▸ What this task involves: Keep only the lines of the listing that include the word "安徽远晖电力开发有限公司", and copy them.

▸ Material provided:
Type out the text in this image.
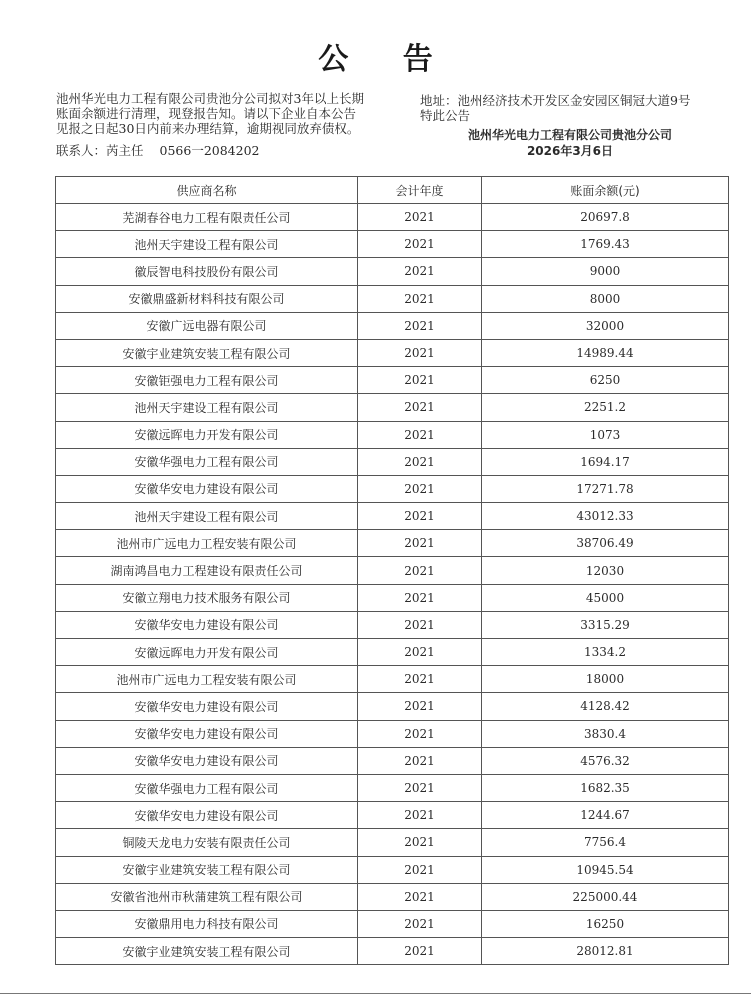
公 告

池州华光电力工程有限公司贵池分公司拟对3年以上长期账面余额进行清理，现登报告知。请以下企业自本公告见报之日起30日内前来办理结算，逾期视同放弃债权。

联系人：芮主任 0566一2084202
地址：池州经济技术开发区金安园区铜冠大道9号
特此公告
池州华光电力工程有限公司贵池分公司
2026年3月6日
供应商名称	会计年度	账面余额(元)
芜湖春谷电力工程有限责任公司	2021	20697.8
池州天宇建设工程有限公司	2021	1769.43
徽辰智电科技股份有限公司	2021	9000
安徽鼎盛新材料科技有限公司	2021	8000
安徽广远电器有限公司	2021	32000
安徽宇业建筑安装工程有限公司	2021	14989.44
安徽钜强电力工程有限公司	2021	6250
池州天宇建设工程有限公司	2021	2251.2
安徽远晖电力开发有限公司	2021	1073
安徽华强电力工程有限公司	2021	1694.17
安徽华安电力建设有限公司	2021	17271.78
池州天宇建设工程有限公司	2021	43012.33
池州市广远电力工程安装有限公司	2021	38706.49
湖南鸿昌电力工程建设有限责任公司	2021	12030
安徽立翔电力技术服务有限公司	2021	45000
安徽华安电力建设有限公司	2021	3315.29
安徽远晖电力开发有限公司	2021	1334.2
池州市广远电力工程安装有限公司	2021	18000
安徽华安电力建设有限公司	2021	4128.42
安徽华安电力建设有限公司	2021	3830.4
安徽华安电力建设有限公司	2021	4576.32
安徽华强电力工程有限公司	2021	1682.35
安徽华安电力建设有限公司	2021	1244.67
铜陵天龙电力安装有限责任公司	2021	7756.4
安徽宇业建筑安装工程有限公司	2021	10945.54
安徽省池州市秋蒲建筑工程有限公司	2021	225000.44
安徽鼎用电力科技有限公司	2021	16250
安徽宇业建筑安装工程有限公司	2021	28012.81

▸ Exercise output:
安徽远晖电力开发有限公司	2021	1073
安徽远晖电力开发有限公司	2021	1334.2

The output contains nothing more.